PROVIDED RECORDS >>
-*-

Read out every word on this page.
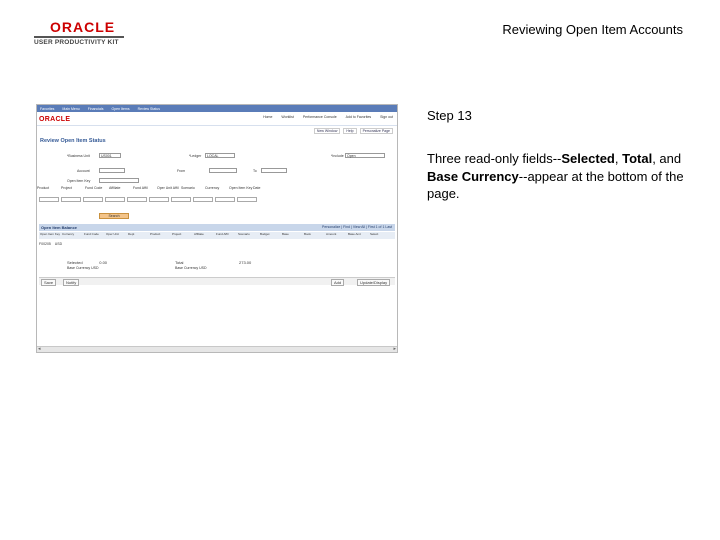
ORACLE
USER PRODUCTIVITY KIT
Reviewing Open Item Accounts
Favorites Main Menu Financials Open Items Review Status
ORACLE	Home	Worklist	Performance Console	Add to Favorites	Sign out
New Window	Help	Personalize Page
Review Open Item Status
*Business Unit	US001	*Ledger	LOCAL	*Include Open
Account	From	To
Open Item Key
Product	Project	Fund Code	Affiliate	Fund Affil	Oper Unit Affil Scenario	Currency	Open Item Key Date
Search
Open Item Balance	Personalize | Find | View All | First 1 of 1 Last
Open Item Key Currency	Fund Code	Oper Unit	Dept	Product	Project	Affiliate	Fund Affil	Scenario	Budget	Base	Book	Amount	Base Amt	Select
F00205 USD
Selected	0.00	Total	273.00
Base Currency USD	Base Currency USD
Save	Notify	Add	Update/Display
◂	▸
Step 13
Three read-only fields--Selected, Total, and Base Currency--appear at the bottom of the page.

-*-

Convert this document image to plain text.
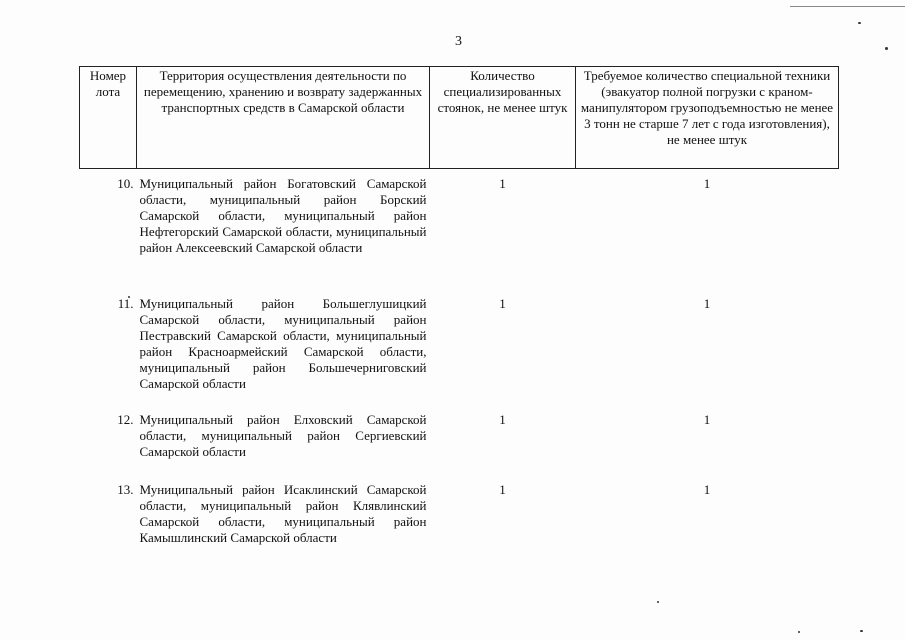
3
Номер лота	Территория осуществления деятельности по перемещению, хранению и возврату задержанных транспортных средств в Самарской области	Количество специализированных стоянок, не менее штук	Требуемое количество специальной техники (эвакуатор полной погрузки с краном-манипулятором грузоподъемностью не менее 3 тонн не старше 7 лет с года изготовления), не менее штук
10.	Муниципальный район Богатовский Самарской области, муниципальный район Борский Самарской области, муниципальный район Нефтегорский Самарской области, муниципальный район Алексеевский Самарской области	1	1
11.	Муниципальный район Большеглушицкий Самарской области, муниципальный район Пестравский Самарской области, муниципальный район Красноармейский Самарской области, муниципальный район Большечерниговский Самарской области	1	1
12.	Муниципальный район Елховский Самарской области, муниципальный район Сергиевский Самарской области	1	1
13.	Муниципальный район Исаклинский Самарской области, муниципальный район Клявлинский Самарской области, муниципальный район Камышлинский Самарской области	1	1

-*-

PROBLEM DESCRIPTION >> Looking at the records above, tally the lines holding "Base" and reply with that number only.

SOLUTION >> 3